* [The request]: Quote every line of the data below as it stands, omitting pictures.

-- start --

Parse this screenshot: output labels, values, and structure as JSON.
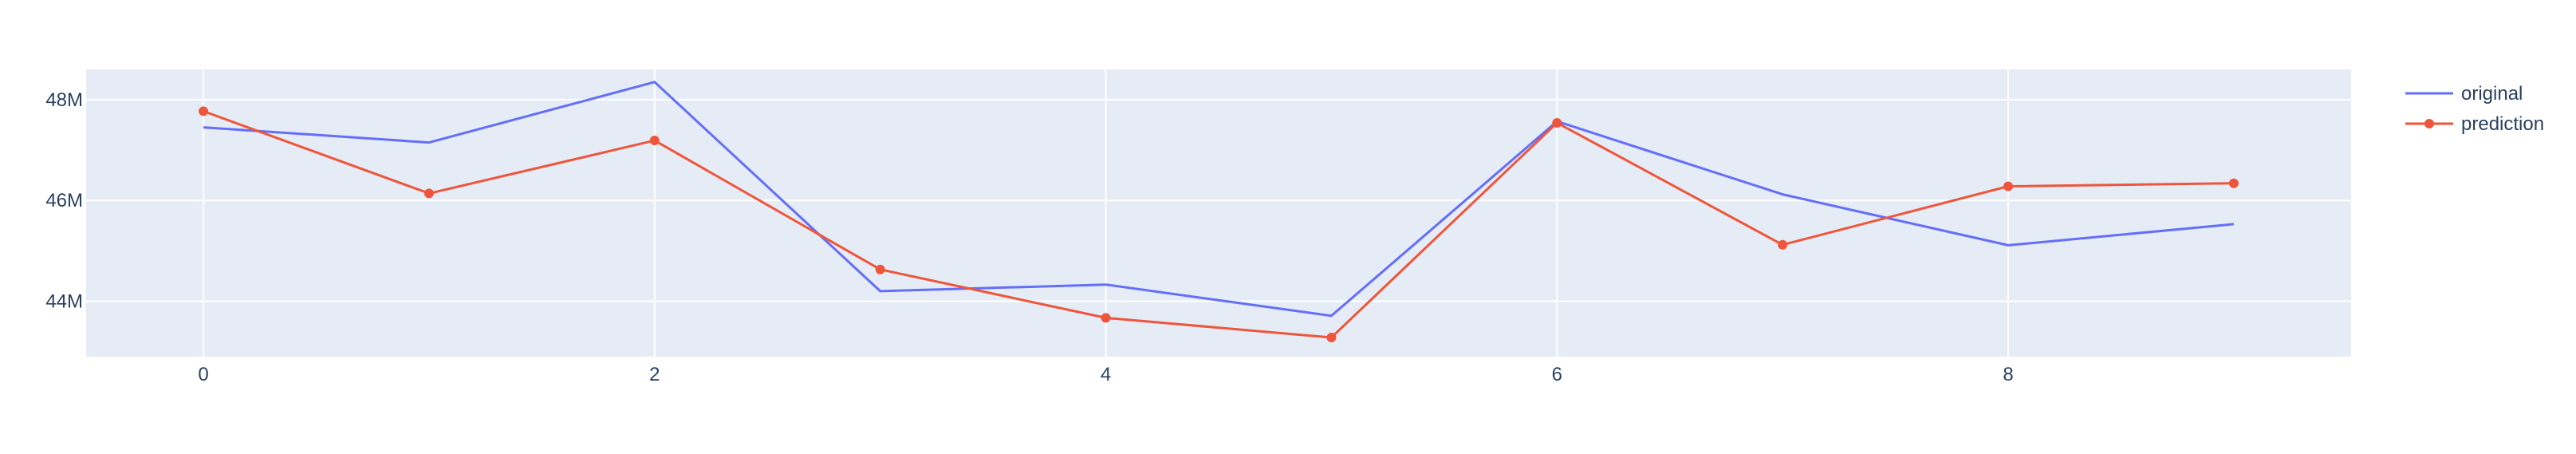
{
  "chart_data": {
    "type": "line",
    "x": [
      0,
      1,
      2,
      3,
      4,
      5,
      6,
      7,
      8,
      9
    ],
    "series": [
      {
        "name": "original",
        "color": "#636efa",
        "markers": false,
        "values": [
          47.45,
          47.15,
          48.35,
          44.2,
          44.33,
          43.71,
          47.57,
          46.12,
          45.11,
          45.53
        ]
      },
      {
        "name": "prediction",
        "color": "#ef553b",
        "markers": true,
        "values": [
          47.77,
          46.14,
          47.19,
          44.63,
          43.67,
          43.28,
          47.54,
          45.12,
          46.28,
          46.34
        ]
      }
    ],
    "x_ticks": [
      0,
      2,
      4,
      6,
      8
    ],
    "x_tick_labels": [
      "0",
      "2",
      "4",
      "6",
      "8"
    ],
    "y_ticks": [
      44,
      46,
      48
    ],
    "y_tick_labels": [
      "44M",
      "46M",
      "48M"
    ],
    "y_unit": "millions",
    "xlim": [
      -0.52,
      9.52
    ],
    "ylim": [
      42.9,
      48.6
    ],
    "grid": true,
    "legend_position": "top-right",
    "plot_background": "#e5ecf6",
    "title": "",
    "xlabel": "",
    "ylabel": ""
  }
}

-- end --

* [Answer for this exercise]:
Parse this screenshot: output labels, values, and structure as JSON.
{
  "chart_data": {
    "type": "line",
    "x": [
      0,
      1,
      2,
      3,
      4,
      5,
      6,
      7,
      8,
      9
    ],
    "series": [
      {
        "name": "original",
        "color": "#636efa",
        "markers": false,
        "values": [
          47.45,
          47.15,
          48.35,
          44.2,
          44.33,
          43.71,
          47.57,
          46.12,
          45.11,
          45.53
        ]
      },
      {
        "name": "prediction",
        "color": "#ef553b",
        "markers": true,
        "values": [
          47.77,
          46.14,
          47.19,
          44.63,
          43.67,
          43.28,
          47.54,
          45.12,
          46.28,
          46.34
        ]
      }
    ],
    "x_ticks": [
      0,
      2,
      4,
      6,
      8
    ],
    "x_tick_labels": [
      "0",
      "2",
      "4",
      "6",
      "8"
    ],
    "y_ticks": [
      44,
      46,
      48
    ],
    "y_tick_labels": [
      "44M",
      "46M",
      "48M"
    ],
    "y_unit": "millions",
    "xlim": [
      -0.52,
      9.52
    ],
    "ylim": [
      42.9,
      48.6
    ],
    "grid": true,
    "legend_position": "top-right",
    "plot_background": "#e5ecf6",
    "title": "",
    "xlabel": "",
    "ylabel": ""
  }
}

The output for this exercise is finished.